Dataset items
:::
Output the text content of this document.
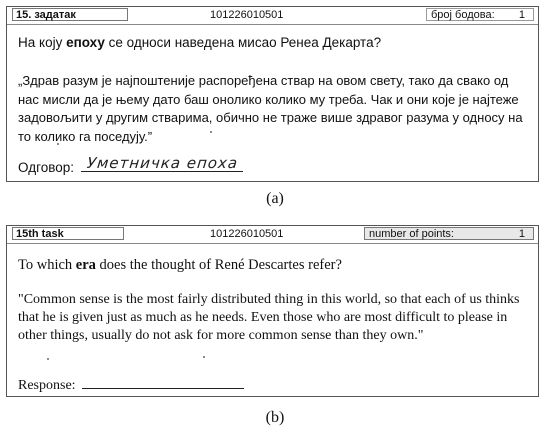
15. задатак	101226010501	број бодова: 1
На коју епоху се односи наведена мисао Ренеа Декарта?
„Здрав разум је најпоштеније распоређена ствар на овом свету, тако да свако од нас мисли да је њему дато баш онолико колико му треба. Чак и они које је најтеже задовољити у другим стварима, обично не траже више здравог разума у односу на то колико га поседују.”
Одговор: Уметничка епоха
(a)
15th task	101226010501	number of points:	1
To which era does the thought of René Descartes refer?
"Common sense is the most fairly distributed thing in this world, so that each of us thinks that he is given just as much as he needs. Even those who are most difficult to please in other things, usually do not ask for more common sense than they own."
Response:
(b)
:::
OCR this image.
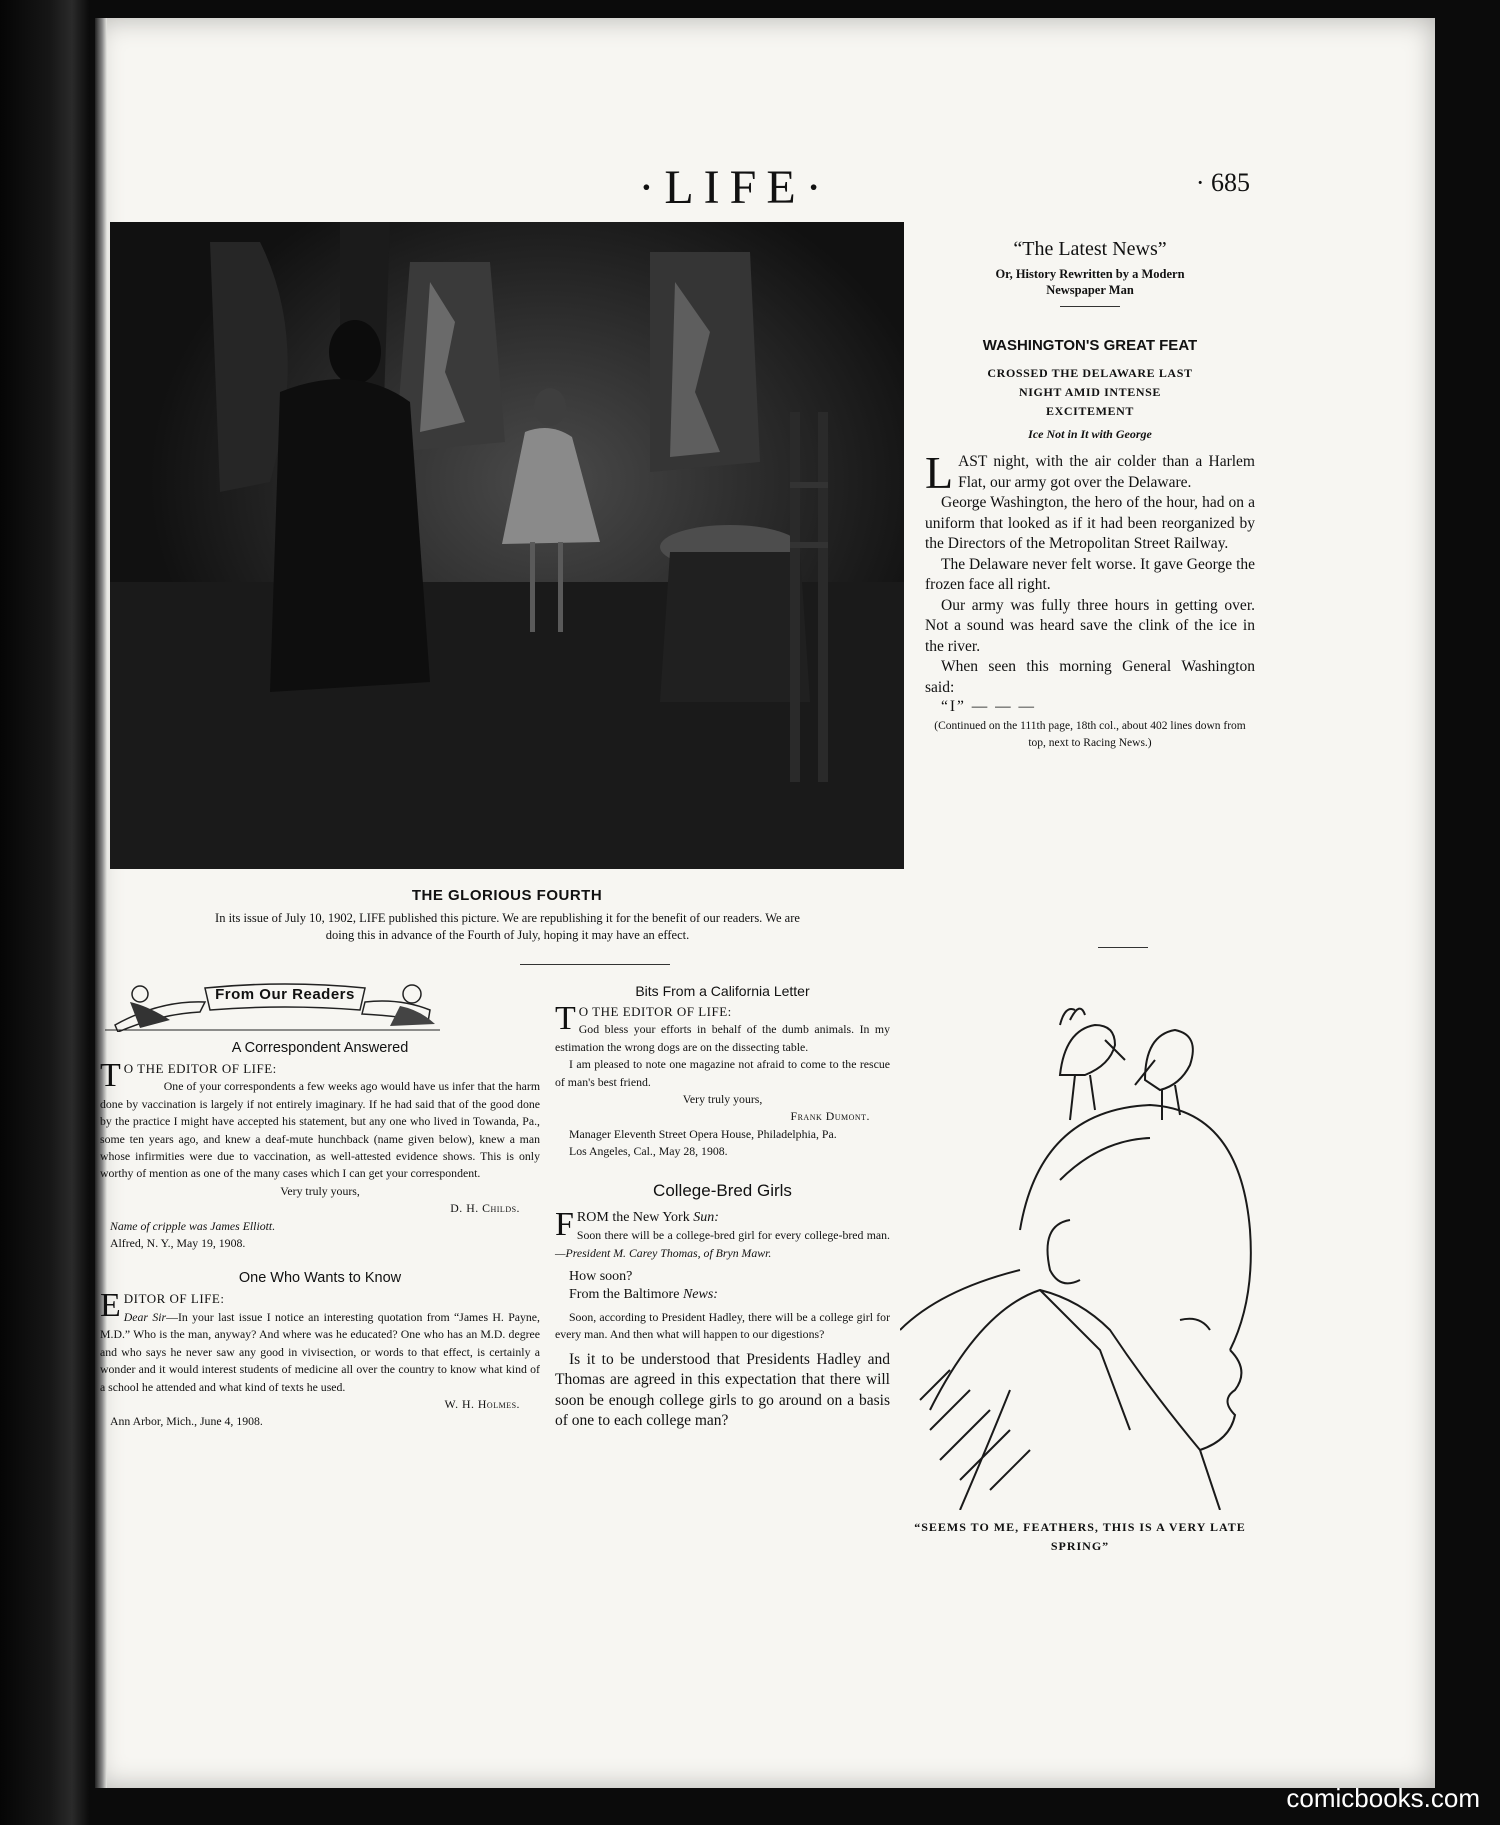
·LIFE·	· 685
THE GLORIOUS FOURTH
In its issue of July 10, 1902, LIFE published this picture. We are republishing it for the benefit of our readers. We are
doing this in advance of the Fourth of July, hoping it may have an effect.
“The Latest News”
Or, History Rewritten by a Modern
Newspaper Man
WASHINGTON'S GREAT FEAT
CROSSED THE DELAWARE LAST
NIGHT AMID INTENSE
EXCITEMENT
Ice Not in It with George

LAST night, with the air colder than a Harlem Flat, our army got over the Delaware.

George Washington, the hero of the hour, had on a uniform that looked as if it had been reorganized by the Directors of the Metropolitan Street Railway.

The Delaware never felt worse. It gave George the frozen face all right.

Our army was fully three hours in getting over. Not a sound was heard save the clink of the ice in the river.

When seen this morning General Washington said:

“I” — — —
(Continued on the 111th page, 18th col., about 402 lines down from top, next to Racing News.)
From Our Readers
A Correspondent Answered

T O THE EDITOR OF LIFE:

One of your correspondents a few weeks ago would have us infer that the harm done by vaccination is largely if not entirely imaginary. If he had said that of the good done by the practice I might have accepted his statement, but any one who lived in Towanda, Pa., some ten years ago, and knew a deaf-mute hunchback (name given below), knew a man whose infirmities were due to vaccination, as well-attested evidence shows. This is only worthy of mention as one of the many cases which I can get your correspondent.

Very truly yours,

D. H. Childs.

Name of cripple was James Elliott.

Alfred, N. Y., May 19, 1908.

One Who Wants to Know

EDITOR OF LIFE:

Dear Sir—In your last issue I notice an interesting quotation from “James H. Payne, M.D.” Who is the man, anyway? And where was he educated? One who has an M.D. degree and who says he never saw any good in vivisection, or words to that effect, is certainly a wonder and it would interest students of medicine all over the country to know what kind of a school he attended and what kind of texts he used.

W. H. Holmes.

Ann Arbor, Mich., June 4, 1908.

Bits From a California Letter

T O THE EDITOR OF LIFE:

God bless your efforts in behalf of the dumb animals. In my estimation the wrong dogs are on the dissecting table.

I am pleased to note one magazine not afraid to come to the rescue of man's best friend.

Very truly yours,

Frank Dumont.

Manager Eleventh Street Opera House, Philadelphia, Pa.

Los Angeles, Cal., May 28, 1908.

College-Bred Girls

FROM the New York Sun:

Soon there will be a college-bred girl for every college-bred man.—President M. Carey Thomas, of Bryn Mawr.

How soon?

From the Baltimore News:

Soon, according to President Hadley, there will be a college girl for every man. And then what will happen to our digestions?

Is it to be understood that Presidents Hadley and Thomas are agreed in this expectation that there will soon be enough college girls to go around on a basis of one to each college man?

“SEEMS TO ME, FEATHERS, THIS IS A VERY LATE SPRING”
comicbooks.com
:::
**Exercise details**
Find out how many lines in the listing contain the string "good". Give the number alone.

**Solution for this problem**
2